Source document ▸
········

Abstract:
A method, which entails creating a connection in a high-speed interface between a first host and a second host and executing a first transmission mode and a second transmission mode synchronously, includes, in the first and second transmission modes: receiving and determining whether the first (second) host has sent a data transmission command; providing two transmitting channels when the determination is affirmative, with one said transmitting channel transmitting a vendor command to the second (first) host and the other transmitting channel transmitting data to the second (first) host.

Description:
CROSS-REFERENCES TO RELATED APPLICATIONS 
       [0001]    The present application claims priority to Taiwanese patent application number 101134436 filed on Sep. 20, 2012, in the Taiwan Intellectual Property Office, which is incorporated herein by reference in its entirety. 
       BACKGROUND 1. Technical Field 
       [0002]    The present disclosure generally relates to high-speed interface control devices and data transmission methods, and more particularly, to a technology of effectuating full-duplex data transmission with a high-speed communication interface to thereby enhance data transmission performance efficiently. 
         [0003]    2. Related Art 
         [0004]    Due to technological advancements, plenty of high-speed transmission interfaces were developed. The history of development of universal serial bus (USB) reflects user demand for communication interface transmission speed. USB 1.0, the first USB version released, is a low-speed interface with a transmission bandwidth of just 1.5 Mbps. USB 1.1, the second USB version released, has its maximum transmission bandwidth increased to 12 Mbps. Next came USB 2.0 with a maximum transmission bandwidth of 480 Mbps. The heyday of USB 2.0 saw the advent of a technology of enabling two hosts to send data to each other by USB 2.0 with a view to enhancing data transmission performance further. However, the subsequent emergence of high-speed transmission interfaces and high-capacity data transmission outshines the technology of performing bidirectional data transmission between two hosts by USB 2.0 in terms of user demand. USB 3.0, the latest USB version released, has its maximum transmission bandwidth increased greatly from 480 Mbps to 5 Gbps, and its pin numbers and signals are defined as follows: 
         [0005]    1 VBUS 
         [0006]    2 D− 
         [0007]    3 D+ 
         [0008]    4 GND 
         [0009]    5 StdASSRX− 
         [0010]    6 StdA_SSRX+ 
         [0011]    7 GND_DRAIN 
         [0012]    8 StdA_SSTX− 
         [0013]    9 StdA_SSTX+ 
         [0014]    As indicated above, USB 3.0 not only keeps downward-compatible pins (VBUS, D−, D+, GND), but also further expands to include a group of high-speed receiving pins (StdASSRX−, StdA_SSRX+) and a group of high-speed transmitting pins (StdA_SSTX−, StdA_SSTX+). That is to say, USB 3.0 enables both a data transmitting function and a data receiving function. However, USB 3.0-based data transmission is restricted to half-duplex transmission. Although USB 3.0 is configured with both a receiving channel and a transmitting channel, the receiving channel and the transmitting channel cannot receive and transmit data simultaneously. It is not until the receiving channel has finished receiving data that the transmitting channel begins to transmit data; hence, in practice, USB 3.0-based data transmission is restricted to half-duplex transmission. The aforesaid phenomenon occurs to the other high-speed transmission interfaces, such as eSATA and PCI-Express.

········

Extracted entries ▸
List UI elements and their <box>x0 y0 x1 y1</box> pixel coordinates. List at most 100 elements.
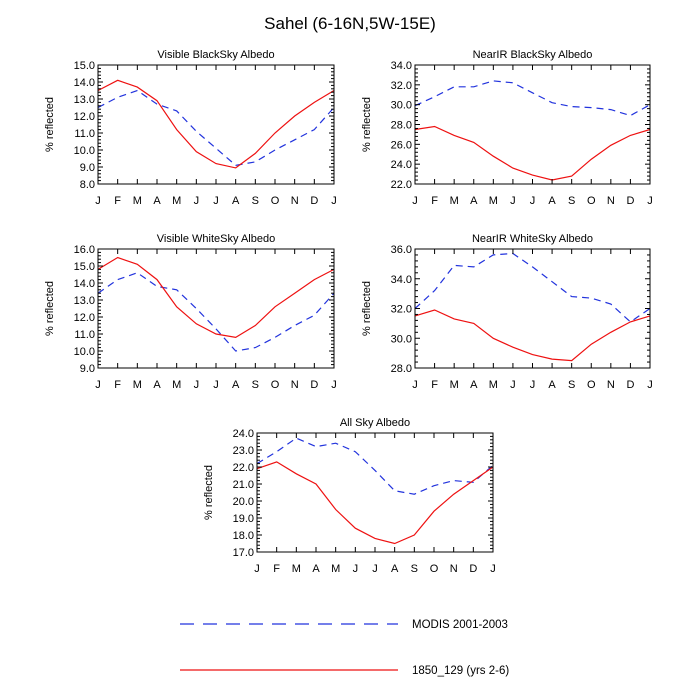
x-tick-label: J <box>530 379 536 391</box>
panel-5: All Sky Albedo % reflected 17.0 18.0 19.0 20.… <box>203 417 496 575</box>
series-line-modis <box>97 272 335 352</box>
y-tick-label: 20.0 <box>233 496 254 508</box>
y-tick-label: 18.0 <box>233 530 254 542</box>
x-tick-label: J <box>213 379 219 391</box>
x-tick-label: F <box>431 195 438 207</box>
y-tick-label: 17.0 <box>233 547 254 559</box>
series-line-modis <box>414 80 651 117</box>
y-tick-label: 28.0 <box>391 363 412 375</box>
x-tick-label: A <box>470 379 478 391</box>
x-tick-label: M <box>133 379 142 391</box>
x-tick-label: J <box>510 195 516 207</box>
x-tick-label: A <box>153 379 161 391</box>
x-tick-label: J <box>372 563 378 575</box>
x-tick-label: O <box>271 379 280 391</box>
x-tick-label: J <box>95 195 101 207</box>
y-tick-label: 24.0 <box>391 159 412 171</box>
x-tick-label: D <box>626 195 634 207</box>
x-tick-label: A <box>548 379 556 391</box>
x-tick-label: J <box>254 563 260 575</box>
x-tick-label: A <box>232 195 240 207</box>
x-tick-label: A <box>548 195 556 207</box>
plot-frame <box>97 248 335 369</box>
series-line-modis <box>256 437 494 495</box>
x-tick-label: A <box>470 195 478 207</box>
x-tick-label: J <box>353 563 359 575</box>
x-tick-label: N <box>291 379 299 391</box>
panel-2: NearIR BlackSky Albedo % reflected 22.0 24.… <box>361 49 653 207</box>
y-tick-label: 28.0 <box>391 120 412 132</box>
panel-title: All Sky Albedo <box>340 417 410 429</box>
x-tick-label: J <box>490 563 496 575</box>
x-tick-label: M <box>292 563 301 575</box>
y-tick-label: 12.0 <box>74 312 95 324</box>
x-tick-label: A <box>153 195 161 207</box>
x-tick-label: J <box>510 379 516 391</box>
panel-title: NearIR WhiteSky Albedo <box>472 233 593 245</box>
y-tick-label: 13.0 <box>74 295 95 307</box>
x-tick-label: N <box>450 563 458 575</box>
legend: MODIS 2001-2003 1850_129 (yrs 2-6) <box>180 619 509 677</box>
x-tick-label: J <box>647 195 653 207</box>
x-tick-label: O <box>430 563 439 575</box>
x-tick-label: J <box>331 379 337 391</box>
plot-frame <box>414 64 651 185</box>
x-tick-label: A <box>391 563 399 575</box>
y-tick-label: 15.0 <box>74 261 95 273</box>
panel-3: Visible WhiteSky Albedo % reflected 9.0 10.… <box>44 233 337 391</box>
x-tick-label: M <box>489 379 498 391</box>
y-tick-label: 14.0 <box>74 278 95 290</box>
y-tick-label: 13.0 <box>74 94 95 106</box>
y-tick-label: 34.0 <box>391 60 412 72</box>
y-tick-label: 36.0 <box>391 244 412 256</box>
series-line-model <box>97 256 335 339</box>
x-tick-label: J <box>194 195 200 207</box>
x-tick-label: J <box>412 195 418 207</box>
x-tick-label: M <box>450 195 459 207</box>
y-tick-label: 11.0 <box>74 128 95 140</box>
legend-label-model: 1850_129 (yrs 2-6) <box>412 665 509 677</box>
legend-label-modis: MODIS 2001-2003 <box>412 619 508 631</box>
x-tick-label: J <box>530 195 536 207</box>
x-tick-label: O <box>271 195 280 207</box>
series-line-model <box>256 461 494 545</box>
x-tick-label: D <box>626 379 634 391</box>
y-tick-label: 12.0 <box>74 111 95 123</box>
x-tick-label: D <box>310 379 318 391</box>
plot-frame <box>97 64 335 185</box>
x-tick-label: S <box>568 195 575 207</box>
x-tick-label: A <box>232 379 240 391</box>
series-line-model <box>97 79 335 169</box>
x-tick-label: F <box>431 379 438 391</box>
y-tick-label: 9.0 <box>80 162 95 174</box>
x-tick-label: M <box>133 195 142 207</box>
x-tick-label: S <box>568 379 575 391</box>
y-tick-label: 19.0 <box>233 513 254 525</box>
y-tick-label: 9.0 <box>80 363 95 375</box>
y-tick-label: 22.0 <box>391 179 412 191</box>
y-tick-label: 24.0 <box>233 428 254 440</box>
y-axis-label: % reflected <box>361 97 373 152</box>
y-tick-label: 21.0 <box>233 479 254 491</box>
x-tick-label: F <box>273 563 280 575</box>
panel-title: Visible WhiteSky Albedo <box>157 233 275 245</box>
x-tick-label: M <box>172 379 181 391</box>
x-tick-label: F <box>114 379 121 391</box>
panel-1: Visible BlackSky Albedo % reflected 8.0 9.0… <box>44 49 337 207</box>
y-tick-label: 32.0 <box>391 304 412 316</box>
x-tick-label: J <box>194 379 200 391</box>
y-tick-label: 30.0 <box>391 333 412 345</box>
y-tick-label: 16.0 <box>74 244 95 256</box>
x-tick-label: D <box>310 195 318 207</box>
x-tick-label: M <box>450 379 459 391</box>
x-tick-label: M <box>331 563 340 575</box>
y-tick-label: 10.0 <box>74 346 95 358</box>
x-tick-label: M <box>489 195 498 207</box>
y-tick-label: 22.0 <box>233 462 254 474</box>
y-axis-label: % reflected <box>44 281 56 336</box>
x-tick-label: A <box>312 563 320 575</box>
plot-frame <box>256 432 494 553</box>
panel-4: NearIR WhiteSky Albedo % reflected 28.0 30.… <box>361 233 653 391</box>
x-tick-label: N <box>607 195 615 207</box>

········

Task details ▸ From the patent text above, output the passage starting with "BACKGROUND 1. Technical" and going on through "transmission performance efficiently.", unchanged.

Final answer ▸
BACKGROUND 1. Technical Field 
       [0002]    The present disclosure generally relates to high-speed interface control devices and data transmission methods, and more particularly, to a technology of effectuating full-duplex data transmission with a high-speed communication interface to thereby enhance data transmission performance efficiently.